Please count the lines of the records below that contain the string "text", treating uppercase and lowercase as different, and give only the number.

═════ LISTED RECORDS ═════

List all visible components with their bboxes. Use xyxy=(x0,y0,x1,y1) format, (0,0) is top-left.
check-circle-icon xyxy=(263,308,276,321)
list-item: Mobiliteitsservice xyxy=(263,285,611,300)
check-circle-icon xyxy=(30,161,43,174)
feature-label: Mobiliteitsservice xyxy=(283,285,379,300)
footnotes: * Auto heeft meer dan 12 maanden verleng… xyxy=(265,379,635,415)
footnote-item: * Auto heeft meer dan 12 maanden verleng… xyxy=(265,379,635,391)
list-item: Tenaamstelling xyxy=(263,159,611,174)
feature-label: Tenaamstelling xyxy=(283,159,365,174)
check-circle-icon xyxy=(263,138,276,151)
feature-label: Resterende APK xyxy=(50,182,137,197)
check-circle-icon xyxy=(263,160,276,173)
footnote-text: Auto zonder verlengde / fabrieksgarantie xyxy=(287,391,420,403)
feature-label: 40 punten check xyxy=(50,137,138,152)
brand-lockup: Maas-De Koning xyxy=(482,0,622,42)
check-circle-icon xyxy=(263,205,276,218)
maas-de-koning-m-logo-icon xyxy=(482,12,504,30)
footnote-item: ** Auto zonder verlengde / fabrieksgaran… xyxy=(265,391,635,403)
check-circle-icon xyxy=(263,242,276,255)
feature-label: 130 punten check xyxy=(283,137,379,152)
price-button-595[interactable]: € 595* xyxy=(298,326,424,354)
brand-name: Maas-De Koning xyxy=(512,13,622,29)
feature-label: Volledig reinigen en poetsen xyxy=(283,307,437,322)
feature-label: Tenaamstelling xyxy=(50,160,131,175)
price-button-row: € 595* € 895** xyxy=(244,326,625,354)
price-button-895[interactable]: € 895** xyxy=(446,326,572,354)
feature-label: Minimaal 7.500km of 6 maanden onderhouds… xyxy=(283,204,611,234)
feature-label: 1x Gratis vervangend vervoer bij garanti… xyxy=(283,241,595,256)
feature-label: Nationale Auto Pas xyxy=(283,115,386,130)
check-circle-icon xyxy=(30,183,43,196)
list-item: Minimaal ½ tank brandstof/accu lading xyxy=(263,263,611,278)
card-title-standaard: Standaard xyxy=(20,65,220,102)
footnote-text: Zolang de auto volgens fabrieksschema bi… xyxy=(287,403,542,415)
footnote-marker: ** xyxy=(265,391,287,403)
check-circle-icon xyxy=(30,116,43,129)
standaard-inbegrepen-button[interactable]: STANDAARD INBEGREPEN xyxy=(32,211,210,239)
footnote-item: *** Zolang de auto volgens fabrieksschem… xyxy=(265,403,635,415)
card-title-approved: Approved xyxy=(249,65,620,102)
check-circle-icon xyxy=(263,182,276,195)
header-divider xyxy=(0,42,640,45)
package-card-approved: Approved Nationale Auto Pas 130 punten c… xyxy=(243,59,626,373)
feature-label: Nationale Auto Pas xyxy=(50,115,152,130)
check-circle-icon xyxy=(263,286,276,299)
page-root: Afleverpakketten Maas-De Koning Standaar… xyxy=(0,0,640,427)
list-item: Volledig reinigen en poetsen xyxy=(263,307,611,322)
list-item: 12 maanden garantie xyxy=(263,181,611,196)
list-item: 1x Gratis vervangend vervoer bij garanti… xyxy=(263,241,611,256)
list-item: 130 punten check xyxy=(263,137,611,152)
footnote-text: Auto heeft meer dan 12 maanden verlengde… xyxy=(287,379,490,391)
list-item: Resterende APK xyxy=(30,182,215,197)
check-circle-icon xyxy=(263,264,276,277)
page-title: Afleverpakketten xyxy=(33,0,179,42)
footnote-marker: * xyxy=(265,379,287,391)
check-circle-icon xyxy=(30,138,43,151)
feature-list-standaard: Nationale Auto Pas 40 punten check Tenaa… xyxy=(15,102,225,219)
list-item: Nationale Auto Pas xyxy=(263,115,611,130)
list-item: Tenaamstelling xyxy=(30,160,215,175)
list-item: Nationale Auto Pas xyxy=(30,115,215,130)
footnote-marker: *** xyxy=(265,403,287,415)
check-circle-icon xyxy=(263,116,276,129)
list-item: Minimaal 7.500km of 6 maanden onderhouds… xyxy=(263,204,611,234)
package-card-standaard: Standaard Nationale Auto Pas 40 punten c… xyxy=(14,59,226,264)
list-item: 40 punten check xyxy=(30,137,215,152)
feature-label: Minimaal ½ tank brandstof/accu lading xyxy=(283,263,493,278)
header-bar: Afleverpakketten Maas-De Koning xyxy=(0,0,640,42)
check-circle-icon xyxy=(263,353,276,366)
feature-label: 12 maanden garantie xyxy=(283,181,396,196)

═════

CORRECT RESPONSE:
3